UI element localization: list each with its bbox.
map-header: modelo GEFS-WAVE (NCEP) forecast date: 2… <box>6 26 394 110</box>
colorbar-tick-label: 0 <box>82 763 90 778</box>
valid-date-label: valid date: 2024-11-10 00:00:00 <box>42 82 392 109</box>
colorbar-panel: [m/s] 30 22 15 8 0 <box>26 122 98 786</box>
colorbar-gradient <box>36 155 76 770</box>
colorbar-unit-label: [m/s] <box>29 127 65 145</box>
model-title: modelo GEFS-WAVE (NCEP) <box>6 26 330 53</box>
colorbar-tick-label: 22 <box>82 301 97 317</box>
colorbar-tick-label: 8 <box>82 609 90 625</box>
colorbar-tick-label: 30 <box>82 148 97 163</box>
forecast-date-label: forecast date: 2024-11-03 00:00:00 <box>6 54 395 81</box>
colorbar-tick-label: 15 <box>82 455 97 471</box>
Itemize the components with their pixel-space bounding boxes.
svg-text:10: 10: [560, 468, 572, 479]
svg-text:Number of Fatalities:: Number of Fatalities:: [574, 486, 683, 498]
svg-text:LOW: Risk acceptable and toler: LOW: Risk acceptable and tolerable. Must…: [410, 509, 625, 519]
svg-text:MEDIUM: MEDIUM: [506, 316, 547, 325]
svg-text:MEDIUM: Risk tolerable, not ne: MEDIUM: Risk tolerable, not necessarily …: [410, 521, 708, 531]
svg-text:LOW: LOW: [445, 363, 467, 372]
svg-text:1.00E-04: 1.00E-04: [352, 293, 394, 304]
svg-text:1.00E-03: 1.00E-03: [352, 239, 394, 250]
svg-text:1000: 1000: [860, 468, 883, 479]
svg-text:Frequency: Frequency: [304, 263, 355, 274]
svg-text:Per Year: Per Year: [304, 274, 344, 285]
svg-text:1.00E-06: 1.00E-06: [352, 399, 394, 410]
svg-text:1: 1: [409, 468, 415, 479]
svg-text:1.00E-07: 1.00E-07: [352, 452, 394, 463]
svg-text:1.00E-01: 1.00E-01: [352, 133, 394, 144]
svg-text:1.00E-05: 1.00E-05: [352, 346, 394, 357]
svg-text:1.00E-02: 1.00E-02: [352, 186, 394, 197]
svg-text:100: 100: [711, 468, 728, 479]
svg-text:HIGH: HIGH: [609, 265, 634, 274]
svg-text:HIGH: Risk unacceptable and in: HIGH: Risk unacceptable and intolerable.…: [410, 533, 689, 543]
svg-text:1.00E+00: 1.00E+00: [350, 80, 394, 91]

◇ ◇ ◇ ◇ ◇ ◇ ◇

◆ INSTRUCTIONS TO FOLLOW ◆
Format every line of the items above as a JSON list of strings, one string per line, leaving out any blank lines.

◆ ANSWER TO THIS PROBLEM ◆
[
  "UI element localization: list each with its bbox.",
  "map-header: modelo GEFS-WAVE (NCEP) forecast date: 2… <box>6 26 394 110</box>",
  "colorbar-tick-label: 0 <box>82 763 90 778</box>",
  "valid-date-label: valid date: 2024-11-10 00:00:00 <box>42 82 392 109</box>",
  "colorbar-panel: [m/s] 30 22 15 8 0 <box>26 122 98 786</box>",
  "colorbar-gradient <box>36 155 76 770</box>",
  "colorbar-unit-label: [m/s] <box>29 127 65 145</box>",
  "model-title: modelo GEFS-WAVE (NCEP) <box>6 26 330 53</box>",
  "colorbar-tick-label: 22 <box>82 301 97 317</box>",
  "colorbar-tick-label: 8 <box>82 609 90 625</box>",
  "colorbar-tick-label: 30 <box>82 148 97 163</box>",
  "forecast-date-label: forecast date: 2024-11-03 00:00:00 <box>6 54 395 81</box>",
  "colorbar-tick-label: 15 <box>82 455 97 471</box>",
  "Itemize the components with their pixel-space bounding boxes.",
  "svg-text:10: 10: [560, 468, 572, 479]",
  "svg-text:Number of Fatalities:: Number of Fatalities:: [574, 486, 683, 498]",
  "svg-text:LOW: Risk acceptable and toler: LOW: Risk acceptable and tolerable. Must…: [410, 509, 625, 519]",
  "svg-text:MEDIUM: MEDIUM: [506, 316, 547, 325]",
  "svg-text:MEDIUM: Risk tolerable, not ne: MEDIUM: Risk tolerable, not necessarily …: [410, 521, 708, 531]",
  "svg-text:LOW: LOW: [445, 363, 467, 372]",
  "svg-text:1.00E-04: 1.00E-04: [352, 293, 394, 304]",
  "svg-text:1.00E-03: 1.00E-03: [352, 239, 394, 250]",
  "svg-text:1000: 1000: [860, 468, 883, 479]",
  "svg-text:Frequency: Frequency: [304, 263, 355, 274]",
  "svg-text:Per Year: Per Year: [304, 274, 344, 285]",
  "svg-text:1.00E-06: 1.00E-06: [352, 399, 394, 410]",
  "svg-text:1: 1: [409, 468, 415, 479]",
  "svg-text:1.00E-07: 1.00E-07: [352, 452, 394, 463]",
  "svg-text:1.00E-01: 1.00E-01: [352, 133, 394, 144]",
  "svg-text:1.00E-05: 1.00E-05: [352, 346, 394, 357]",
  "svg-text:1.00E-02: 1.00E-02: [352, 186, 394, 197]",
  "svg-text:100: 100: [711, 468, 728, 479]",
  "svg-text:HIGH: HIGH: [609, 265, 634, 274]",
  "svg-text:HIGH: Risk unacceptable and in: HIGH: Risk unacceptable and intolerable.…: [410, 533, 689, 543]",
  "svg-text:1.00E+00: 1.00E+00: [350, 80, 394, 91]"
]